◆ Challenge: Each entry must be given again exactly; images do not belong in the copy.

◆ Material to process:
* Begin *

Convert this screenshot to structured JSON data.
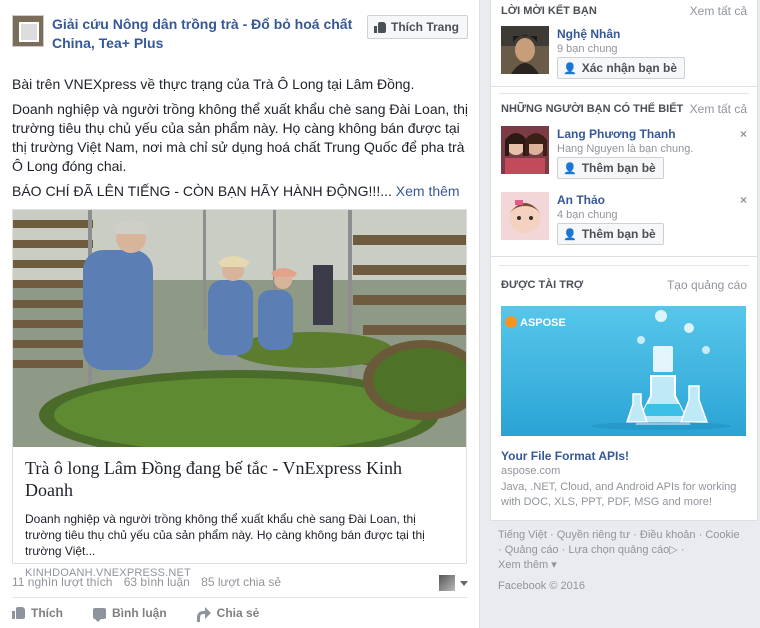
{
  "post": {
    "page_name": "Giải cứu Nông dân trồng trà - Đổ bỏ hoá chất China, Tea+ Plus",
    "like_page_label": "Thích Trang",
    "paragraphs": [
      "Bài trên VNEXpress về thực trạng của Trà Ô Long tại Lâm Đồng.",
      "Doanh nghiệp và người trồng không thể xuất khẩu chè sang Đài Loan, thị trường tiêu thụ chủ yếu của sản phẩm này. Họ càng không bán được tại thị trường Việt Nam, nơi mà chỉ sử dụng hoá chất Trung Quốc để pha trà Ô Long đóng chai."
    ],
    "callout": "BÁO CHÍ ĐÃ LÊN TIẾNG - CÒN BẠN HÃY HÀNH ĐỘNG!!!...",
    "see_more": "Xem thêm",
    "link": {
      "title": "Trà ô long Lâm Đồng đang bế tắc - VnExpress Kinh Doanh",
      "description": "Doanh nghiệp và người trồng không thể xuất khẩu chè sang Đài Loan, thị trường tiêu thụ chủ yếu của sản phẩm này. Họ càng không bán được tại thị trường Việt...",
      "domain": "KINHDOANH.VNEXPRESS.NET"
    },
    "stats": {
      "likes": "11 nghìn lượt thích",
      "comments": "63 bình luận",
      "shares": "85 lượt chia sẻ"
    },
    "actions": {
      "like": "Thích",
      "comment": "Bình luận",
      "share": "Chia sẻ"
    }
  },
  "sidebar": {
    "friend_requests": {
      "title": "LỜI MỜI KẾT BẠN",
      "see_all": "Xem tất cả",
      "items": [
        {
          "name": "Nghệ Nhân",
          "sub": "9 bạn chung",
          "button": "Xác nhận bạn bè"
        }
      ]
    },
    "people_you_may_know": {
      "title": "NHỮNG NGƯỜI BẠN CÓ THỂ BIẾT",
      "see_all": "Xem tất cả",
      "items": [
        {
          "name": "Lang Phương Thanh",
          "sub": "Hang Nguyen là bạn chung.",
          "button": "Thêm bạn bè"
        },
        {
          "name": "An Thảo",
          "sub": "4 bạn chung",
          "button": "Thêm bạn bè"
        }
      ]
    },
    "sponsored": {
      "title": "ĐƯỢC TÀI TRỢ",
      "create_ad": "Tạo quảng cáo",
      "brand": "ASPOSE",
      "ad_title": "Your File Format APIs!",
      "ad_domain": "aspose.com",
      "ad_description": "Java, .NET, Cloud, and Android APIs for working with DOC, XLS, PPT, PDF, MSG and more!"
    },
    "footer": {
      "links": [
        "Tiếng Việt",
        "Quyền riêng tư",
        "Điều khoản",
        "Cookie",
        "Quảng cáo",
        "Lựa chọn quảng cáo",
        "Xem thêm"
      ],
      "copyright": "Facebook © 2016"
    }
  },
  "colors": {
    "link_blue": "#365899",
    "muted": "#90949c",
    "background": "#e9ebee",
    "ad_blue": "#3fb4df"
  }
}
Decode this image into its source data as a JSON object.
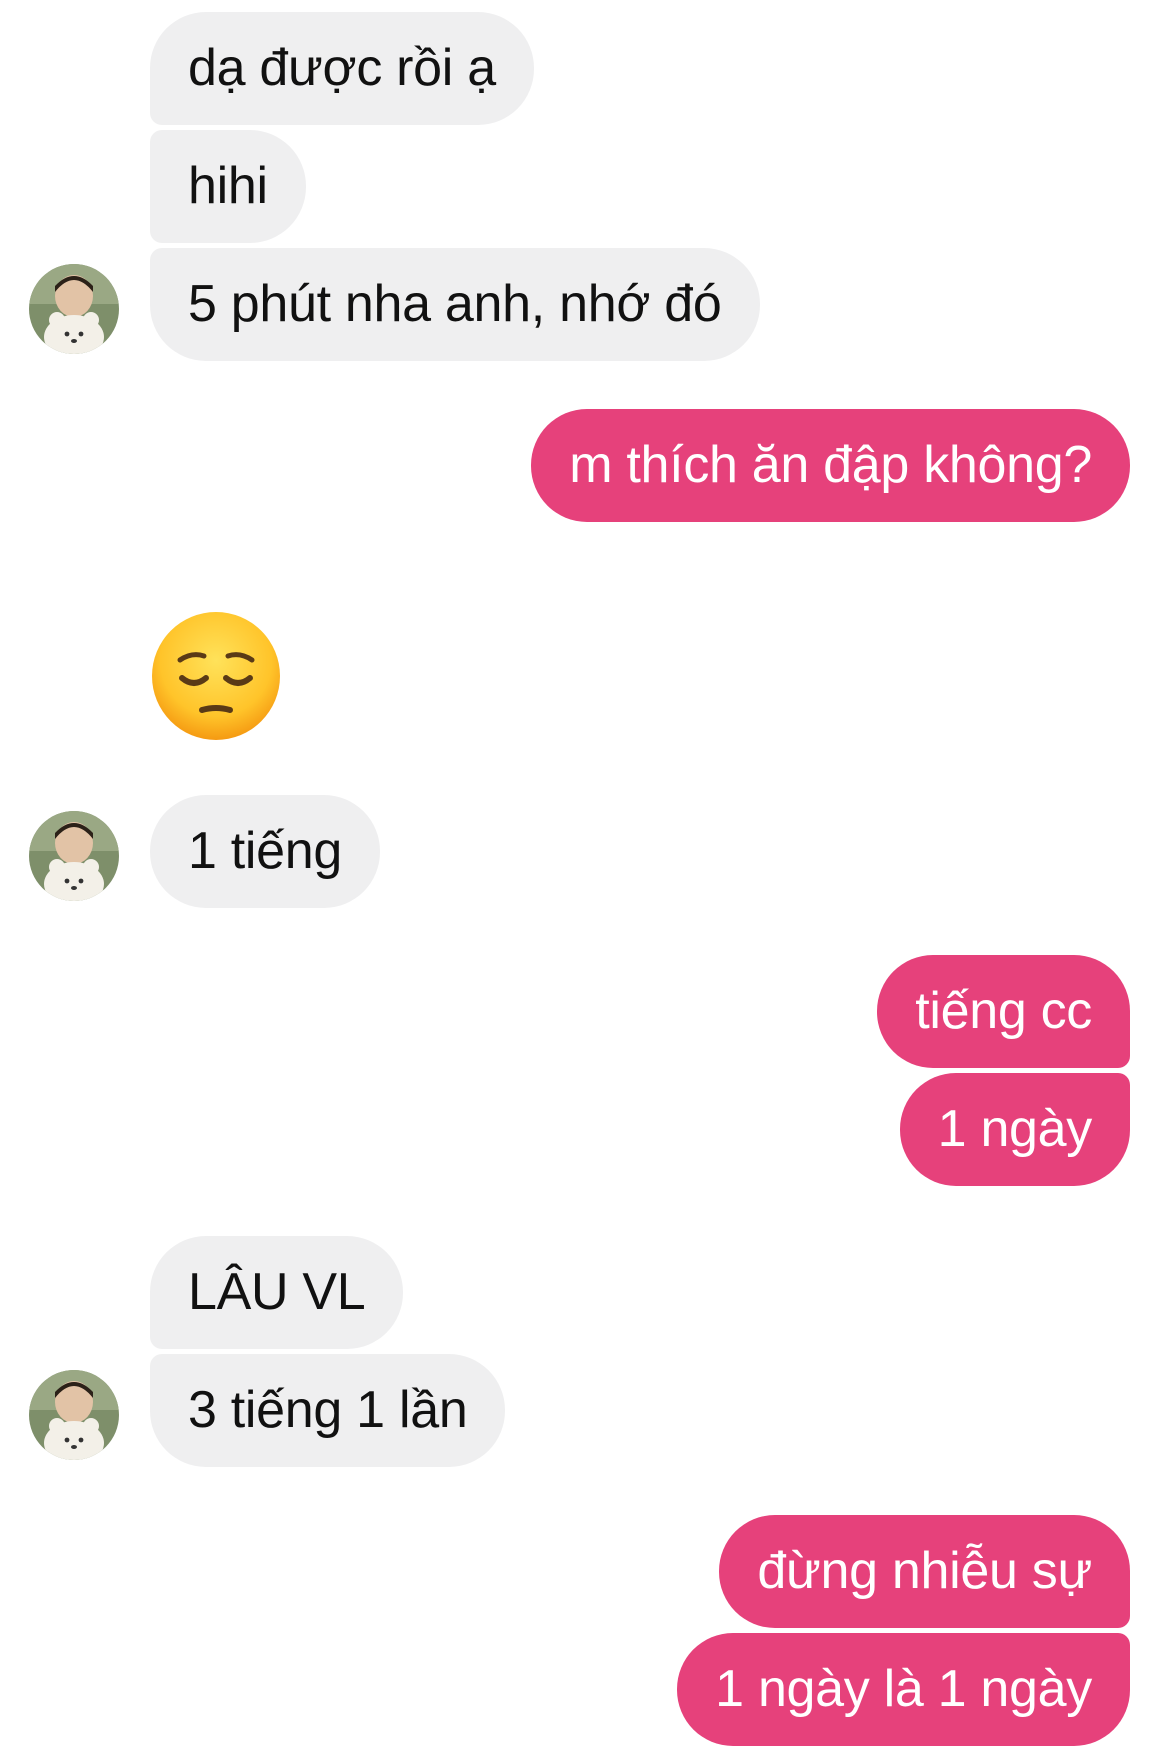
{
  "colors": {
    "incoming_bubble": "#efeff0",
    "outgoing_bubble": "#e6417b",
    "incoming_text": "#111111",
    "outgoing_text": "#ffffff"
  },
  "messages": [
    {
      "sender": "contact",
      "text": "dạ được rồi ạ"
    },
    {
      "sender": "contact",
      "text": "hihi"
    },
    {
      "sender": "contact",
      "text": "5 phút nha anh, nhớ đó"
    },
    {
      "sender": "me",
      "text": "m thích ăn đập không?"
    },
    {
      "sender": "contact",
      "emoji": "pensive-face",
      "text": "😔"
    },
    {
      "sender": "contact",
      "text": "1 tiếng"
    },
    {
      "sender": "me",
      "text": "tiếng cc"
    },
    {
      "sender": "me",
      "text": "1 ngày"
    },
    {
      "sender": "contact",
      "text": "LÂU VL"
    },
    {
      "sender": "contact",
      "text": "3 tiếng 1 lần"
    },
    {
      "sender": "me",
      "text": "đừng nhiễu sự"
    },
    {
      "sender": "me",
      "text": "1 ngày là 1 ngày"
    }
  ],
  "contact_avatar": {
    "icon": "contact-avatar-photo"
  }
}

* End *

◆ Final answer:
Convert this screenshot to structured JSON data.
{
  "post": {
    "page_name": "Giải cứu Nông dân trồng trà - Đổ bỏ hoá chất China, Tea+ Plus",
    "like_page_label": "Thích Trang",
    "paragraphs": [
      "Bài trên VNEXpress về thực trạng của Trà Ô Long tại Lâm Đồng.",
      "Doanh nghiệp và người trồng không thể xuất khẩu chè sang Đài Loan, thị trường tiêu thụ chủ yếu của sản phẩm này. Họ càng không bán được tại thị trường Việt Nam, nơi mà chỉ sử dụng hoá chất Trung Quốc để pha trà Ô Long đóng chai."
    ],
    "callout": "BÁO CHÍ ĐÃ LÊN TIẾNG - CÒN BẠN HÃY HÀNH ĐỘNG!!!...",
    "see_more": "Xem thêm",
    "link": {
      "title": "Trà ô long Lâm Đồng đang bế tắc - VnExpress Kinh Doanh",
      "description": "Doanh nghiệp và người trồng không thể xuất khẩu chè sang Đài Loan, thị trường tiêu thụ chủ yếu của sản phẩm này. Họ càng không bán được tại thị trường Việt...",
      "domain": "KINHDOANH.VNEXPRESS.NET"
    },
    "stats": {
      "likes": "11 nghìn lượt thích",
      "comments": "63 bình luận",
      "shares": "85 lượt chia sẻ"
    },
    "actions": {
      "like": "Thích",
      "comment": "Bình luận",
      "share": "Chia sẻ"
    }
  },
  "sidebar": {
    "friend_requests": {
      "title": "LỜI MỜI KẾT BẠN",
      "see_all": "Xem tất cả",
      "items": [
        {
          "name": "Nghệ Nhân",
          "sub": "9 bạn chung",
          "button": "Xác nhận bạn bè"
        }
      ]
    },
    "people_you_may_know": {
      "title": "NHỮNG NGƯỜI BẠN CÓ THỂ BIẾT",
      "see_all": "Xem tất cả",
      "items": [
        {
          "name": "Lang Phương Thanh",
          "sub": "Hang Nguyen là bạn chung.",
          "button": "Thêm bạn bè"
        },
        {
          "name": "An Thảo",
          "sub": "4 bạn chung",
          "button": "Thêm bạn bè"
        }
      ]
    },
    "sponsored": {
      "title": "ĐƯỢC TÀI TRỢ",
      "create_ad": "Tạo quảng cáo",
      "brand": "ASPOSE",
      "ad_title": "Your File Format APIs!",
      "ad_domain": "aspose.com",
      "ad_description": "Java, .NET, Cloud, and Android APIs for working with DOC, XLS, PPT, PDF, MSG and more!"
    },
    "footer": {
      "links": [
        "Tiếng Việt",
        "Quyền riêng tư",
        "Điều khoản",
        "Cookie",
        "Quảng cáo",
        "Lựa chọn quảng cáo",
        "Xem thêm"
      ],
      "copyright": "Facebook © 2016"
    }
  },
  "colors": {
    "link_blue": "#365899",
    "muted": "#90949c",
    "background": "#e9ebee",
    "ad_blue": "#3fb4df"
  }
}
Decode this image into its source data as a JSON object.
{
  "colors": {
    "incoming_bubble": "#efeff0",
    "outgoing_bubble": "#e6417b",
    "incoming_text": "#111111",
    "outgoing_text": "#ffffff"
  },
  "messages": [
    {
      "sender": "contact",
      "text": "dạ được rồi ạ"
    },
    {
      "sender": "contact",
      "text": "hihi"
    },
    {
      "sender": "contact",
      "text": "5 phút nha anh, nhớ đó"
    },
    {
      "sender": "me",
      "text": "m thích ăn đập không?"
    },
    {
      "sender": "contact",
      "emoji": "pensive-face",
      "text": "😔"
    },
    {
      "sender": "contact",
      "text": "1 tiếng"
    },
    {
      "sender": "me",
      "text": "tiếng cc"
    },
    {
      "sender": "me",
      "text": "1 ngày"
    },
    {
      "sender": "contact",
      "text": "LÂU VL"
    },
    {
      "sender": "contact",
      "text": "3 tiếng 1 lần"
    },
    {
      "sender": "me",
      "text": "đừng nhiễu sự"
    },
    {
      "sender": "me",
      "text": "1 ngày là 1 ngày"
    }
  ],
  "contact_avatar": {
    "icon": "contact-avatar-photo"
  }
}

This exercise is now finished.